____ Source passage
Okay, so our main characters suck. Can Reeves and Goddard screw up this film in any other ways? Why, as a matter of fact yes. For some reason or other they elect to make Hud inexperienced with camcorders, so for every glimpse we have of what’s going on around them, we get countless blurry, shaky images. Hud says he’s filming everything because “someday people will need to know what happened” (right, ‘cause they might forget it was a gigantic monster that leveled New York City). Yet he can’t even hold the camera still when he ends up with the perfect vantage to film the military’s penultimate attack on the monster with F/A-18s. Looking down at the action, with an unobstructed view, he still whips the camera back and forth between the attack on the monster and the rest of the douchebags cowering and screaming. Dude, which of those two things do you think is more important to preserve for posterity?

The handheld cam conceit also limits the action onscreen, since, logically, the main characters can’t be constantly running away from the monster for the whole movie. Reeves and Goddard solve this problem by having the monster shed dog-sized parasitic arthropods, which somehow should be a lot scarier than they end up onscreen (they look like some lesser-beasties from Starship Troopers). They do, however, inject some jarring gore into the picture as their bite causes the aforementioned torso explosions. Dunno why.

Cloverfield has caught some flack for presenting the destruction of Manhattan without any regard to how many of its scenes are reminiscent of the carnage of 9/11. As someone who was in New York on that day, I’m generally pretty sensitive anything that brings back the feelings of terror, helplessness, and loss we felt at what unfolded. But Cloverfield isn’t adept enough at transcending its own silliness long enough to really evoke those memories. Besides, the original Godzilla—Gojira was its actual title–was released in 1954—less than ten years after Tokyo had been firebombed halfway into oblivion, not to mention the two atomic devices dropped on Japan. It may be cathartic, it may not, but at some point you just have to surrender your cities and landmarks to the giant monsters on the silver screen.
________
**Aim of the exercise:** Rewrite the film review from "The handheld cam" up to and including "explosions. Dunno why.", replacing "arthropods" with "crustaceans". The records that follow have no connection to the film review.
____ Material
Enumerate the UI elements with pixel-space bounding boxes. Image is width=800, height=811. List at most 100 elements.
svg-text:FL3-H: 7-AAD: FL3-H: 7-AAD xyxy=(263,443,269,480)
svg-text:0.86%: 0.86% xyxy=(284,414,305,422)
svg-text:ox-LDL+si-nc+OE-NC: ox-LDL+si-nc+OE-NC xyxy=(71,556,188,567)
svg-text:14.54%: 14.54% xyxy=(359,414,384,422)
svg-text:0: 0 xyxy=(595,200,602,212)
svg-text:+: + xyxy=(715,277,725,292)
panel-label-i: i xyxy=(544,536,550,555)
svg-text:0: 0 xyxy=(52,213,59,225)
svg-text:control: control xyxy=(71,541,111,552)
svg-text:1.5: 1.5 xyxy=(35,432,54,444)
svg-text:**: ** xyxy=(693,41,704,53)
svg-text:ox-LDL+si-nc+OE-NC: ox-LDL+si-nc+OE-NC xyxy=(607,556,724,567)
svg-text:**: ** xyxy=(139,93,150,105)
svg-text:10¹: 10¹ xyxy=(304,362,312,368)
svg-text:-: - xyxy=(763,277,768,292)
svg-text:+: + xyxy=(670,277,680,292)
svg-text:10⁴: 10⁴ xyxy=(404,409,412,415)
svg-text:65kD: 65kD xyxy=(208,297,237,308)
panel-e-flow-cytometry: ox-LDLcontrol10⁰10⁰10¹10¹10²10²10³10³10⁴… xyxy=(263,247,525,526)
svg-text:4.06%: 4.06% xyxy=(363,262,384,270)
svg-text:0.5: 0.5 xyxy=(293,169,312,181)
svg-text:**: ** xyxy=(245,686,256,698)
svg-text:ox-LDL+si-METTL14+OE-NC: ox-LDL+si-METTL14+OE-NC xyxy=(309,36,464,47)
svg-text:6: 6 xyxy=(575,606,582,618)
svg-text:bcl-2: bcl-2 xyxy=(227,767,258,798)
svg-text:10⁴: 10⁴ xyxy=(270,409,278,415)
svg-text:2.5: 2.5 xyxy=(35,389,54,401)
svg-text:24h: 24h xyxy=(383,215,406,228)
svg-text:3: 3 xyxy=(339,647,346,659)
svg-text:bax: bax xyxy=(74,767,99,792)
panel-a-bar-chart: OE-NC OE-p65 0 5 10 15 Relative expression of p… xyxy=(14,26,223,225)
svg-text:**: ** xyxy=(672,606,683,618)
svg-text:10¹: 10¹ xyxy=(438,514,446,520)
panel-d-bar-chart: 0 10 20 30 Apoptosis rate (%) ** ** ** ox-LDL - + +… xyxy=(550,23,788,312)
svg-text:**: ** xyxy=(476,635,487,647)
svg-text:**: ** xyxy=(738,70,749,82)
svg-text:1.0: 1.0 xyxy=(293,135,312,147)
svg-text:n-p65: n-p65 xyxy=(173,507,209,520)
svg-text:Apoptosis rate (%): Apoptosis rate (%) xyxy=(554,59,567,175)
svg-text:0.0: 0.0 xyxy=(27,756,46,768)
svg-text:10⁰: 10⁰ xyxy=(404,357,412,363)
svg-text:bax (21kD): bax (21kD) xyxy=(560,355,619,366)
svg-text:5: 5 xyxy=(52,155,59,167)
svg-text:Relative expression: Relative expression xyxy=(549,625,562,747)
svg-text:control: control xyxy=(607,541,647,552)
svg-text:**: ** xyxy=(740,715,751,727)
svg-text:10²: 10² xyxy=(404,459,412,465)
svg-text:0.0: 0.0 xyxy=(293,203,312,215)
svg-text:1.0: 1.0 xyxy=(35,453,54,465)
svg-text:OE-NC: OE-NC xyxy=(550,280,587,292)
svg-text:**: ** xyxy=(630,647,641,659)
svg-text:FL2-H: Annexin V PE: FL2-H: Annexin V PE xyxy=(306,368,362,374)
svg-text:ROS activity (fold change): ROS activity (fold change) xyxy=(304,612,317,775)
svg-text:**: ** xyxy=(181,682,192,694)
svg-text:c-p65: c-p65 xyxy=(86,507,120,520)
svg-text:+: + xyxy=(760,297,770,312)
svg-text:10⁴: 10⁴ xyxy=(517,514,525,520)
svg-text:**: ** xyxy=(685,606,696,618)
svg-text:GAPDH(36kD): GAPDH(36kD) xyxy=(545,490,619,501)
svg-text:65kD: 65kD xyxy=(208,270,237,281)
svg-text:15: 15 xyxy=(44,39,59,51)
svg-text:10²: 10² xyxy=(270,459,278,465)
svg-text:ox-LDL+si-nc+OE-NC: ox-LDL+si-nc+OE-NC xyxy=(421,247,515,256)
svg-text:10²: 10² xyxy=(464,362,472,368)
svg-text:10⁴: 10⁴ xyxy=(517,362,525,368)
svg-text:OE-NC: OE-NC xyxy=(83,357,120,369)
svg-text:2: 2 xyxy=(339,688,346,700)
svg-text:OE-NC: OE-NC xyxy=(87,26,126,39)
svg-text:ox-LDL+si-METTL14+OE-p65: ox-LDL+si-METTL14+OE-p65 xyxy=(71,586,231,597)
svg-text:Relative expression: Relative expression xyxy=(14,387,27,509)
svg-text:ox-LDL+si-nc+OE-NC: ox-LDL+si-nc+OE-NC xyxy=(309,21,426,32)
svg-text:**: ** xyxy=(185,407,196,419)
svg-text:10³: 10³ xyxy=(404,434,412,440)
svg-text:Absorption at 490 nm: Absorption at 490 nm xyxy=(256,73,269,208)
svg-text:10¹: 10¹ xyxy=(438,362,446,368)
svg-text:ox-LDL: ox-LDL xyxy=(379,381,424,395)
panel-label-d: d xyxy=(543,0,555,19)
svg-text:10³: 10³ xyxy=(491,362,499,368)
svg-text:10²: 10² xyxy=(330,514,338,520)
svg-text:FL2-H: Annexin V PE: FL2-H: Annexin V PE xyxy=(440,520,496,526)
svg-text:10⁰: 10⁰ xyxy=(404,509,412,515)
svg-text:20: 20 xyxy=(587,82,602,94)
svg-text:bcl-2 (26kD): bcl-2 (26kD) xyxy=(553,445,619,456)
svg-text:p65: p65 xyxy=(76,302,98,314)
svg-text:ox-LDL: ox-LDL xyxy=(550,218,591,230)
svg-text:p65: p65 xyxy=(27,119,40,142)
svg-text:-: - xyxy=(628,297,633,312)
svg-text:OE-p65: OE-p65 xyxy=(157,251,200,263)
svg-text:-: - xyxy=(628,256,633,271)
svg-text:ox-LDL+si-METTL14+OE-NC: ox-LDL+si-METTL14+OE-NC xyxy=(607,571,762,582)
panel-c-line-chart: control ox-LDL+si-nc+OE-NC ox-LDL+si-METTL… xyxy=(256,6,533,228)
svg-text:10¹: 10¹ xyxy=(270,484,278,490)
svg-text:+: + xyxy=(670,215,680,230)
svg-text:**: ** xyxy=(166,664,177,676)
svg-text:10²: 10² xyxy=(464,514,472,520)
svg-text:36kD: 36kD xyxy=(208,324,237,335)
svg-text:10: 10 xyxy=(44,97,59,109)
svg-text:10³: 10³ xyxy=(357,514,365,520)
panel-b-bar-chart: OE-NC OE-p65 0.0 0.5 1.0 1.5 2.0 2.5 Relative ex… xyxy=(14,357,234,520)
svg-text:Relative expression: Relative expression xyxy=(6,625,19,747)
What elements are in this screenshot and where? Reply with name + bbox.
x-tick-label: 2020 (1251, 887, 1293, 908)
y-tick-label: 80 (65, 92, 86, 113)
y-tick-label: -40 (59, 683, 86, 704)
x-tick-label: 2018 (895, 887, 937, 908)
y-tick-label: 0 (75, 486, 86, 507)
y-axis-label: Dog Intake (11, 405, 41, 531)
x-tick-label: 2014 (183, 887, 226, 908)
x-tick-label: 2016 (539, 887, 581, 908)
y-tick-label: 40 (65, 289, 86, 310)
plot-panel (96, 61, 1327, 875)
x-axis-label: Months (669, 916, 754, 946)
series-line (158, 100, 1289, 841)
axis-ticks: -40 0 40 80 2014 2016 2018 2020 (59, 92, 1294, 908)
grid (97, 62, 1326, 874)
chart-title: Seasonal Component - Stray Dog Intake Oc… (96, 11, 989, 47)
________
**Answer to the task:**
The handheld cam conceit also limits the action onscreen, since, logically, the main characters can’t be constantly running away from the monster for the whole movie. Reeves and Goddard solve this problem by having the monster shed dog-sized parasitic crustaceans, which somehow should be a lot scarier than they end up onscreen (they look like some lesser-beasties from Starship Troopers). They do, however, inject some jarring gore into the picture as their bite causes the aforementioned torso explosions. Dunno why.